**GIVEN INFORMATION**
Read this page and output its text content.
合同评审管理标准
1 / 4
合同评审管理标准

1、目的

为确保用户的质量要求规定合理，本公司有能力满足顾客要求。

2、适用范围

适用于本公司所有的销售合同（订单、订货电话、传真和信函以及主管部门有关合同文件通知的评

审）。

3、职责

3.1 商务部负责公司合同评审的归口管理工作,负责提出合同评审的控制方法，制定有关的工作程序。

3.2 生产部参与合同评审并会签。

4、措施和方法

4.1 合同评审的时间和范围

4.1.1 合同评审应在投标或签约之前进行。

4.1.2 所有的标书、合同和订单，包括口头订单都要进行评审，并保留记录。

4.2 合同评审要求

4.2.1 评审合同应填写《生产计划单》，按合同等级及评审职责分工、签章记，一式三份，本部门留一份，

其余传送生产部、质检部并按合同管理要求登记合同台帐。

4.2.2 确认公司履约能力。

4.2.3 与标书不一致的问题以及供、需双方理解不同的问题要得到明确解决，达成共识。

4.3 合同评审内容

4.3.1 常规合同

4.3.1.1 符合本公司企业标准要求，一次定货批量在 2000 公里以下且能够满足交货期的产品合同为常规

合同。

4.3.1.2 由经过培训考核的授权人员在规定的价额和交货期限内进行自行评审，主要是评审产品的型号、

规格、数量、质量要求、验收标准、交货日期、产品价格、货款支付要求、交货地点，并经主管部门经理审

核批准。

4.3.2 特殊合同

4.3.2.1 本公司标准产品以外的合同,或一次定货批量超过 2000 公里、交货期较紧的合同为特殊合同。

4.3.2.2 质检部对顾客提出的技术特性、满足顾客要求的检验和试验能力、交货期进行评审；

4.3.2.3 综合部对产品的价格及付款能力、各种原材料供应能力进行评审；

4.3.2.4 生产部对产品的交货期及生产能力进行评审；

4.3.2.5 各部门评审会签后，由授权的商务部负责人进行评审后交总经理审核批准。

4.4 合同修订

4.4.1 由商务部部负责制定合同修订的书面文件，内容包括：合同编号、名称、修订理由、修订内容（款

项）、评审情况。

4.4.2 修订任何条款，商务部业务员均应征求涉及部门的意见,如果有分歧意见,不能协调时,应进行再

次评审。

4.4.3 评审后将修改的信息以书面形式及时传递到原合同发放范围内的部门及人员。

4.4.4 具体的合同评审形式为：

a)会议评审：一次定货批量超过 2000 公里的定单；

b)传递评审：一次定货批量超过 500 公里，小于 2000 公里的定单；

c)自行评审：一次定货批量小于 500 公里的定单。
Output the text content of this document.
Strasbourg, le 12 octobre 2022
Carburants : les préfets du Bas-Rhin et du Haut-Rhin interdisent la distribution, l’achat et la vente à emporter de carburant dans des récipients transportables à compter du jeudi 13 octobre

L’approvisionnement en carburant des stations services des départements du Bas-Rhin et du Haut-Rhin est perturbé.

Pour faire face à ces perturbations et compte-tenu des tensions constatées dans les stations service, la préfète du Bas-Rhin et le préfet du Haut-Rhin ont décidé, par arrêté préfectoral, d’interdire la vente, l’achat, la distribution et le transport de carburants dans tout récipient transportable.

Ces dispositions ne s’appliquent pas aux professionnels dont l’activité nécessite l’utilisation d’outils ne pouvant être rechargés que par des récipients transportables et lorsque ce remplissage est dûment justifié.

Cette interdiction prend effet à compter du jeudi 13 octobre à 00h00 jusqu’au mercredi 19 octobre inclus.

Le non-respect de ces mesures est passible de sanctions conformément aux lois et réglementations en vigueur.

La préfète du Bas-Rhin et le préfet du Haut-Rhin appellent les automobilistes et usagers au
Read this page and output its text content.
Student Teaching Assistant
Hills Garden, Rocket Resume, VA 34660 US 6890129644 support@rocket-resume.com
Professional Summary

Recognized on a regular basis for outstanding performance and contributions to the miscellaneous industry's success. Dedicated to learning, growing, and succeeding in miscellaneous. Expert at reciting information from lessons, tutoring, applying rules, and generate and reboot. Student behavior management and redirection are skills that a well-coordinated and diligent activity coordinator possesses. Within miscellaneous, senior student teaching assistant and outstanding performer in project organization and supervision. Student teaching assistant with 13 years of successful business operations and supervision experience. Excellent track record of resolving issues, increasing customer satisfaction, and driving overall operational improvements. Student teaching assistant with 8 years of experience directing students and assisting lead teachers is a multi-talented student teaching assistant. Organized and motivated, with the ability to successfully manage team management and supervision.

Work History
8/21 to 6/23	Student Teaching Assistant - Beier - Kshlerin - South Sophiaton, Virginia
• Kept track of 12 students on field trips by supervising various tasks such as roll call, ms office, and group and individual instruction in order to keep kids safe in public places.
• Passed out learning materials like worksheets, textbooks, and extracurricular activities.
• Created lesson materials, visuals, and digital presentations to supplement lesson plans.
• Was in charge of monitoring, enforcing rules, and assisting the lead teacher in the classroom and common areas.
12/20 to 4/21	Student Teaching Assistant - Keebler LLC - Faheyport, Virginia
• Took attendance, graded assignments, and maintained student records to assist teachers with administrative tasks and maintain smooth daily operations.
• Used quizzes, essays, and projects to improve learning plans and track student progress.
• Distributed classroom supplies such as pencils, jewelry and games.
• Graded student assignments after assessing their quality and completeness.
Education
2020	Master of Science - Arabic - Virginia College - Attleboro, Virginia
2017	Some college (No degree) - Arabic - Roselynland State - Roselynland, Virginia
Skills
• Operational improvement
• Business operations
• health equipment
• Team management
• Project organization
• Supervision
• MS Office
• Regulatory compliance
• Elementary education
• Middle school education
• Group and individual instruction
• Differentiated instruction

**THE PROBLEM**
Recopy the entries above exactly, with every line included.

**RESPONSE BELOW**
Read this page and output its text content.
合同评审管理标准
1 / 4
合同评审管理标准

1、目的

为确保用户的质量要求规定合理，本公司有能力满足顾客要求。

2、适用范围

适用于本公司所有的销售合同（订单、订货电话、传真和信函以及主管部门有关合同文件通知的评

审）。

3、职责

3.1 商务部负责公司合同评审的归口管理工作,负责提出合同评审的控制方法，制定有关的工作程序。

3.2 生产部参与合同评审并会签。

4、措施和方法

4.1 合同评审的时间和范围

4.1.1 合同评审应在投标或签约之前进行。

4.1.2 所有的标书、合同和订单，包括口头订单都要进行评审，并保留记录。

4.2 合同评审要求

4.2.1 评审合同应填写《生产计划单》，按合同等级及评审职责分工、签章记，一式三份，本部门留一份，

其余传送生产部、质检部并按合同管理要求登记合同台帐。

4.2.2 确认公司履约能力。

4.2.3 与标书不一致的问题以及供、需双方理解不同的问题要得到明确解决，达成共识。

4.3 合同评审内容

4.3.1 常规合同

4.3.1.1 符合本公司企业标准要求，一次定货批量在 2000 公里以下且能够满足交货期的产品合同为常规

合同。

4.3.1.2 由经过培训考核的授权人员在规定的价额和交货期限内进行自行评审，主要是评审产品的型号、

规格、数量、质量要求、验收标准、交货日期、产品价格、货款支付要求、交货地点，并经主管部门经理审

核批准。

4.3.2 特殊合同

4.3.2.1 本公司标准产品以外的合同,或一次定货批量超过 2000 公里、交货期较紧的合同为特殊合同。

4.3.2.2 质检部对顾客提出的技术特性、满足顾客要求的检验和试验能力、交货期进行评审；

4.3.2.3 综合部对产品的价格及付款能力、各种原材料供应能力进行评审；

4.3.2.4 生产部对产品的交货期及生产能力进行评审；

4.3.2.5 各部门评审会签后，由授权的商务部负责人进行评审后交总经理审核批准。

4.4 合同修订

4.4.1 由商务部部负责制定合同修订的书面文件，内容包括：合同编号、名称、修订理由、修订内容（款

项）、评审情况。

4.4.2 修订任何条款，商务部业务员均应征求涉及部门的意见,如果有分歧意见,不能协调时,应进行再

次评审。

4.4.3 评审后将修改的信息以书面形式及时传递到原合同发放范围内的部门及人员。

4.4.4 具体的合同评审形式为：

a)会议评审：一次定货批量超过 2000 公里的定单；

b)传递评审：一次定货批量超过 500 公里，小于 2000 公里的定单；

c)自行评审：一次定货批量小于 500 公里的定单。
Output the text content of this document.
Strasbourg, le 12 octobre 2022
Carburants : les préfets du Bas-Rhin et du Haut-Rhin interdisent la distribution, l’achat et la vente à emporter de carburant dans des récipients transportables à compter du jeudi 13 octobre

L’approvisionnement en carburant des stations services des départements du Bas-Rhin et du Haut-Rhin est perturbé.

Pour faire face à ces perturbations et compte-tenu des tensions constatées dans les stations service, la préfète du Bas-Rhin et le préfet du Haut-Rhin ont décidé, par arrêté préfectoral, d’interdire la vente, l’achat, la distribution et le transport de carburants dans tout récipient transportable.

Ces dispositions ne s’appliquent pas aux professionnels dont l’activité nécessite l’utilisation d’outils ne pouvant être rechargés que par des récipients transportables et lorsque ce remplissage est dûment justifié.

Cette interdiction prend effet à compter du jeudi 13 octobre à 00h00 jusqu’au mercredi 19 octobre inclus.

Le non-respect de ces mesures est passible de sanctions conformément aux lois et réglementations en vigueur.

La préfète du Bas-Rhin et le préfet du Haut-Rhin appellent les automobilistes et usagers au
Read this page and output its text content.
Student Teaching Assistant
Hills Garden, Rocket Resume, VA 34660 US 6890129644 support@rocket-resume.com
Professional Summary

Recognized on a regular basis for outstanding performance and contributions to the miscellaneous industry's success. Dedicated to learning, growing, and succeeding in miscellaneous. Expert at reciting information from lessons, tutoring, applying rules, and generate and reboot. Student behavior management and redirection are skills that a well-coordinated and diligent activity coordinator possesses. Within miscellaneous, senior student teaching assistant and outstanding performer in project organization and supervision. Student teaching assistant with 13 years of successful business operations and supervision experience. Excellent track record of resolving issues, increasing customer satisfaction, and driving overall operational improvements. Student teaching assistant with 8 years of experience directing students and assisting lead teachers is a multi-talented student teaching assistant. Organized and motivated, with the ability to successfully manage team management and supervision.

Work History
8/21 to 6/23	Student Teaching Assistant - Beier - Kshlerin - South Sophiaton, Virginia
• Kept track of 12 students on field trips by supervising various tasks such as roll call, ms office, and group and individual instruction in order to keep kids safe in public places.
• Passed out learning materials like worksheets, textbooks, and extracurricular activities.
• Created lesson materials, visuals, and digital presentations to supplement lesson plans.
• Was in charge of monitoring, enforcing rules, and assisting the lead teacher in the classroom and common areas.
12/20 to 4/21	Student Teaching Assistant - Keebler LLC - Faheyport, Virginia
• Took attendance, graded assignments, and maintained student records to assist teachers with administrative tasks and maintain smooth daily operations.
• Used quizzes, essays, and projects to improve learning plans and track student progress.
• Distributed classroom supplies such as pencils, jewelry and games.
• Graded student assignments after assessing their quality and completeness.
Education
2020	Master of Science - Arabic - Virginia College - Attleboro, Virginia
2017	Some college (No degree) - Arabic - Roselynland State - Roselynland, Virginia
Skills
• Operational improvement
• Business operations
• health equipment
• Team management
• Project organization
• Supervision
• MS Office
• Regulatory compliance
• Elementary education
• Middle school education
• Group and individual instruction
• Differentiated instruction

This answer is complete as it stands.